>>>>
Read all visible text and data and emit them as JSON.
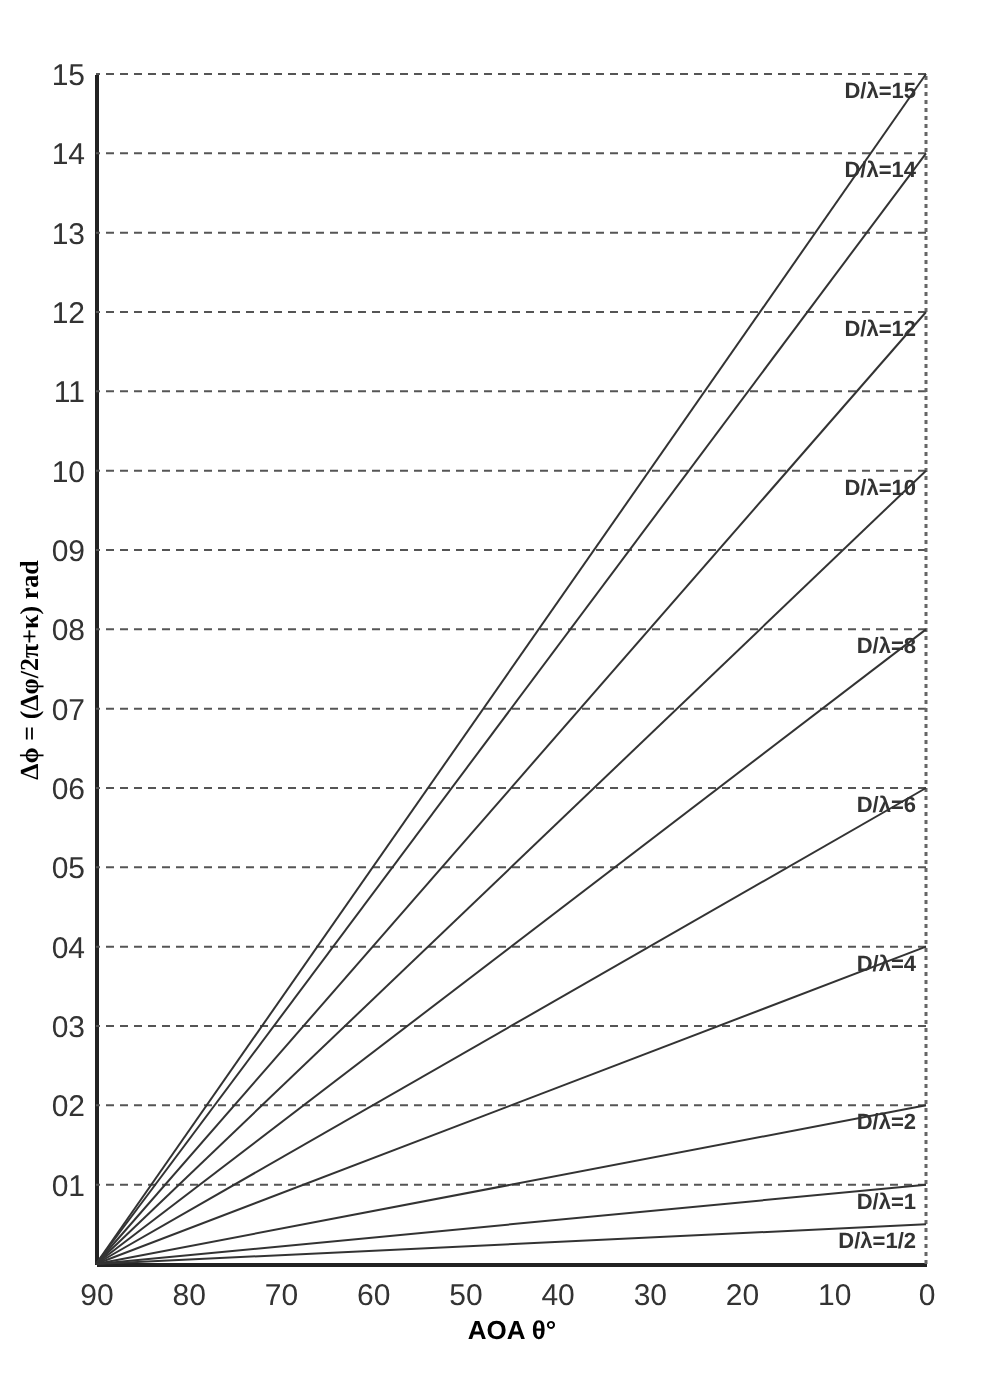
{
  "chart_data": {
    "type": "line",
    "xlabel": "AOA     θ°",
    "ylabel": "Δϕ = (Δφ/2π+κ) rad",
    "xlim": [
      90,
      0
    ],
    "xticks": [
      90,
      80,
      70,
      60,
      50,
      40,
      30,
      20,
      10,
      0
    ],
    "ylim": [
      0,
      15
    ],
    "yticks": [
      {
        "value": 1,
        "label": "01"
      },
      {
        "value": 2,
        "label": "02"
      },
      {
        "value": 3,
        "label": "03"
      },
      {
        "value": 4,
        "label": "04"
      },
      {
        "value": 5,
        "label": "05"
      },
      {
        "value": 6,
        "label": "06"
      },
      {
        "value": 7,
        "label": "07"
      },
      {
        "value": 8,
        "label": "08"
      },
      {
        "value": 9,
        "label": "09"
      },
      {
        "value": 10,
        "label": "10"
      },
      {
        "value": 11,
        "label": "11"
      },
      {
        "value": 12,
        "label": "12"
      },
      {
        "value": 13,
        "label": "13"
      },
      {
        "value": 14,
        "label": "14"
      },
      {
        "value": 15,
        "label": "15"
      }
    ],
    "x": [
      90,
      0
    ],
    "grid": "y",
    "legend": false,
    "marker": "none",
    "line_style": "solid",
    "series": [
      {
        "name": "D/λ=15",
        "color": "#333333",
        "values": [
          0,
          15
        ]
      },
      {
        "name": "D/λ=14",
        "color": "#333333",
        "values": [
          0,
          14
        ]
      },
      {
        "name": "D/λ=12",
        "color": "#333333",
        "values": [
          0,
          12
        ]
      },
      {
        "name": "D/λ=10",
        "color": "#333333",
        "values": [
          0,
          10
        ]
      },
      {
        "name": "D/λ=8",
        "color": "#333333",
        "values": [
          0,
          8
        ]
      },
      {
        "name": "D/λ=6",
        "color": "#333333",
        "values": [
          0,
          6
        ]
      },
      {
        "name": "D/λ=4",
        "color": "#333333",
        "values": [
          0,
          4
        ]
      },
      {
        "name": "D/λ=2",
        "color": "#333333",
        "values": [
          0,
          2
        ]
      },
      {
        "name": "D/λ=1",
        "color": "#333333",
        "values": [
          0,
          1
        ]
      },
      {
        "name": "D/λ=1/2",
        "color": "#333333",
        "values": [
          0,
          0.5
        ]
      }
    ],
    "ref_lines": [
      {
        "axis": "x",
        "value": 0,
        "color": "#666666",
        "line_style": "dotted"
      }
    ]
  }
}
<<<<
Set task> Count every line of the material above that holds the string "name", then state only the total.

Task output> 10